▸ **What is being asked**:
Retype the material below. Keep every word exactly as it is.

--- Begin Excerpted records ---

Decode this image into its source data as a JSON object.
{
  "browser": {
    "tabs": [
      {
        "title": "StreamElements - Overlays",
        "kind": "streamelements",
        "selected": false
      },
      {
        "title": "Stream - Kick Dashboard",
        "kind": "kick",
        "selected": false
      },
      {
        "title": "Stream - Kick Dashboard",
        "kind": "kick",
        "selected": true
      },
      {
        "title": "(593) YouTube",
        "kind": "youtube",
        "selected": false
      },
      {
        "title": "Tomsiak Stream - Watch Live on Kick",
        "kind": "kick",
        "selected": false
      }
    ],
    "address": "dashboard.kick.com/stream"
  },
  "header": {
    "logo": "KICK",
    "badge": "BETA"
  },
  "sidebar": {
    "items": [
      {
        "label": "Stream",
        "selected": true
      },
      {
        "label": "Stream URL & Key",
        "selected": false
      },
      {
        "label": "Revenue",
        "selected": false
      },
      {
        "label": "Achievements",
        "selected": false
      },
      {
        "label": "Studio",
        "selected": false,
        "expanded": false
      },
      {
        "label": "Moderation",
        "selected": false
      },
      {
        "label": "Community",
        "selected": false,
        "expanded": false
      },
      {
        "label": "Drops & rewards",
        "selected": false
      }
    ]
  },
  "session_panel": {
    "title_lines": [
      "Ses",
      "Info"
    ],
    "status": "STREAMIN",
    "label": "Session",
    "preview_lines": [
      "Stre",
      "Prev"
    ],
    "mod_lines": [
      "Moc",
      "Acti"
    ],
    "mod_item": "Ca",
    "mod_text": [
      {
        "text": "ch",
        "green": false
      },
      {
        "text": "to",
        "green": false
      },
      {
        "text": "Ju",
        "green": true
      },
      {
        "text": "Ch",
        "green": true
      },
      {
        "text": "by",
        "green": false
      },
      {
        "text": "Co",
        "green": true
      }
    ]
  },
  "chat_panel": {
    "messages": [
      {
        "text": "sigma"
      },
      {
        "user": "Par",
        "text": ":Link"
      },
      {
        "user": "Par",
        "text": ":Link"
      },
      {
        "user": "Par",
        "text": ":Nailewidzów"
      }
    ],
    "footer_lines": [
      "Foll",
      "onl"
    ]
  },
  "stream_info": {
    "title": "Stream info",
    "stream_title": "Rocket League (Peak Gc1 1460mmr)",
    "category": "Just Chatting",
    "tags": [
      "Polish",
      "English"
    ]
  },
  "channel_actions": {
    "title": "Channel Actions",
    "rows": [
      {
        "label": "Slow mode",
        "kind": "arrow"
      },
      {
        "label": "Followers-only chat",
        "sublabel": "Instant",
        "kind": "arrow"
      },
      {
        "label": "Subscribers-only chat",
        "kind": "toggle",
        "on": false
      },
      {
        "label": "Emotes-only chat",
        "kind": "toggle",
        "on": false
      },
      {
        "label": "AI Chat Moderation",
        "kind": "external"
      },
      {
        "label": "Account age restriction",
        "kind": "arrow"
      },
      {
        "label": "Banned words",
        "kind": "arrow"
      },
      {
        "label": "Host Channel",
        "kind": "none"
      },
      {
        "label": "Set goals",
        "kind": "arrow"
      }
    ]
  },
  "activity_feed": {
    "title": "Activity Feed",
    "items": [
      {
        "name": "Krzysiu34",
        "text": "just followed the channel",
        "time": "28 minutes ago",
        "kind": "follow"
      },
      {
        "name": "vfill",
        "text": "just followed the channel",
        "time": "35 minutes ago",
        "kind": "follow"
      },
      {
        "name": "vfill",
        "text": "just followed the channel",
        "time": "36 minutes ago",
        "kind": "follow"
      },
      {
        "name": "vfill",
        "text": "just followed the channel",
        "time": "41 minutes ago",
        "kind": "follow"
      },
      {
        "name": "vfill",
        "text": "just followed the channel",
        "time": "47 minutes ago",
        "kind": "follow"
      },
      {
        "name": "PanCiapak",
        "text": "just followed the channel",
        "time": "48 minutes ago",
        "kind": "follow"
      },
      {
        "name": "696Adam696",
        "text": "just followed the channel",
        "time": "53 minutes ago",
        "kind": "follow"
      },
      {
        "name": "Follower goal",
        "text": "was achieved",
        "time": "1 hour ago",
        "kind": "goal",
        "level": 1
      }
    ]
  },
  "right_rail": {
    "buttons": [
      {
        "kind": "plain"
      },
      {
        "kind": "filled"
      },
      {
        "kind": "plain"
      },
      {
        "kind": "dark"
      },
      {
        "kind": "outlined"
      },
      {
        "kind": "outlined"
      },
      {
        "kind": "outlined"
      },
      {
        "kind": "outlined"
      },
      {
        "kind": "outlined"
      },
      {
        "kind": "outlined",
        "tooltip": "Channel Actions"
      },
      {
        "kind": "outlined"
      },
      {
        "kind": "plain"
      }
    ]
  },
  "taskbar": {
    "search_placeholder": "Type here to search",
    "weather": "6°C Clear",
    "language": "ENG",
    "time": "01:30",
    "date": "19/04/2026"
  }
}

--- End Excerpted records ---

▸ **Solution to this exercise**:
Decode this image into its source data as a JSON object.
{
  "browser": {
    "tabs": [
      {
        "title": "StreamElements - Overlays",
        "kind": "streamelements",
        "selected": false
      },
      {
        "title": "Stream - Kick Dashboard",
        "kind": "kick",
        "selected": false
      },
      {
        "title": "Stream - Kick Dashboard",
        "kind": "kick",
        "selected": true
      },
      {
        "title": "(593) YouTube",
        "kind": "youtube",
        "selected": false
      },
      {
        "title": "Tomsiak Stream - Watch Live on Kick",
        "kind": "kick",
        "selected": false
      }
    ],
    "address": "dashboard.kick.com/stream"
  },
  "header": {
    "logo": "KICK",
    "badge": "BETA"
  },
  "sidebar": {
    "items": [
      {
        "label": "Stream",
        "selected": true
      },
      {
        "label": "Stream URL & Key",
        "selected": false
      },
      {
        "label": "Revenue",
        "selected": false
      },
      {
        "label": "Achievements",
        "selected": false
      },
      {
        "label": "Studio",
        "selected": false,
        "expanded": false
      },
      {
        "label": "Moderation",
        "selected": false
      },
      {
        "label": "Community",
        "selected": false,
        "expanded": false
      },
      {
        "label": "Drops & rewards",
        "selected": false
      }
    ]
  },
  "session_panel": {
    "title_lines": [
      "Ses",
      "Info"
    ],
    "status": "STREAMIN",
    "label": "Session",
    "preview_lines": [
      "Stre",
      "Prev"
    ],
    "mod_lines": [
      "Moc",
      "Acti"
    ],
    "mod_item": "Ca",
    "mod_text": [
      {
        "text": "ch",
        "green": false
      },
      {
        "text": "to",
        "green": false
      },
      {
        "text": "Ju",
        "green": true
      },
      {
        "text": "Ch",
        "green": true
      },
      {
        "text": "by",
        "green": false
      },
      {
        "text": "Co",
        "green": true
      }
    ]
  },
  "chat_panel": {
    "messages": [
      {
        "text": "sigma"
      },
      {
        "user": "Par",
        "text": ":Link"
      },
      {
        "user": "Par",
        "text": ":Link"
      },
      {
        "user": "Par",
        "text": ":Nailewidzów"
      }
    ],
    "footer_lines": [
      "Foll",
      "onl"
    ]
  },
  "stream_info": {
    "title": "Stream info",
    "stream_title": "Rocket League (Peak Gc1 1460mmr)",
    "category": "Just Chatting",
    "tags": [
      "Polish",
      "English"
    ]
  },
  "channel_actions": {
    "title": "Channel Actions",
    "rows": [
      {
        "label": "Slow mode",
        "kind": "arrow"
      },
      {
        "label": "Followers-only chat",
        "sublabel": "Instant",
        "kind": "arrow"
      },
      {
        "label": "Subscribers-only chat",
        "kind": "toggle",
        "on": false
      },
      {
        "label": "Emotes-only chat",
        "kind": "toggle",
        "on": false
      },
      {
        "label": "AI Chat Moderation",
        "kind": "external"
      },
      {
        "label": "Account age restriction",
        "kind": "arrow"
      },
      {
        "label": "Banned words",
        "kind": "arrow"
      },
      {
        "label": "Host Channel",
        "kind": "none"
      },
      {
        "label": "Set goals",
        "kind": "arrow"
      }
    ]
  },
  "activity_feed": {
    "title": "Activity Feed",
    "items": [
      {
        "name": "Krzysiu34",
        "text": "just followed the channel",
        "time": "28 minutes ago",
        "kind": "follow"
      },
      {
        "name": "vfill",
        "text": "just followed the channel",
        "time": "35 minutes ago",
        "kind": "follow"
      },
      {
        "name": "vfill",
        "text": "just followed the channel",
        "time": "36 minutes ago",
        "kind": "follow"
      },
      {
        "name": "vfill",
        "text": "just followed the channel",
        "time": "41 minutes ago",
        "kind": "follow"
      },
      {
        "name": "vfill",
        "text": "just followed the channel",
        "time": "47 minutes ago",
        "kind": "follow"
      },
      {
        "name": "PanCiapak",
        "text": "just followed the channel",
        "time": "48 minutes ago",
        "kind": "follow"
      },
      {
        "name": "696Adam696",
        "text": "just followed the channel",
        "time": "53 minutes ago",
        "kind": "follow"
      },
      {
        "name": "Follower goal",
        "text": "was achieved",
        "time": "1 hour ago",
        "kind": "goal",
        "level": 1
      }
    ]
  },
  "right_rail": {
    "buttons": [
      {
        "kind": "plain"
      },
      {
        "kind": "filled"
      },
      {
        "kind": "plain"
      },
      {
        "kind": "dark"
      },
      {
        "kind": "outlined"
      },
      {
        "kind": "outlined"
      },
      {
        "kind": "outlined"
      },
      {
        "kind": "outlined"
      },
      {
        "kind": "outlined"
      },
      {
        "kind": "outlined",
        "tooltip": "Channel Actions"
      },
      {
        "kind": "outlined"
      },
      {
        "kind": "plain"
      }
    ]
  },
  "taskbar": {
    "search_placeholder": "Type here to search",
    "weather": "6°C Clear",
    "language": "ENG",
    "time": "01:30",
    "date": "19/04/2026"
  }
}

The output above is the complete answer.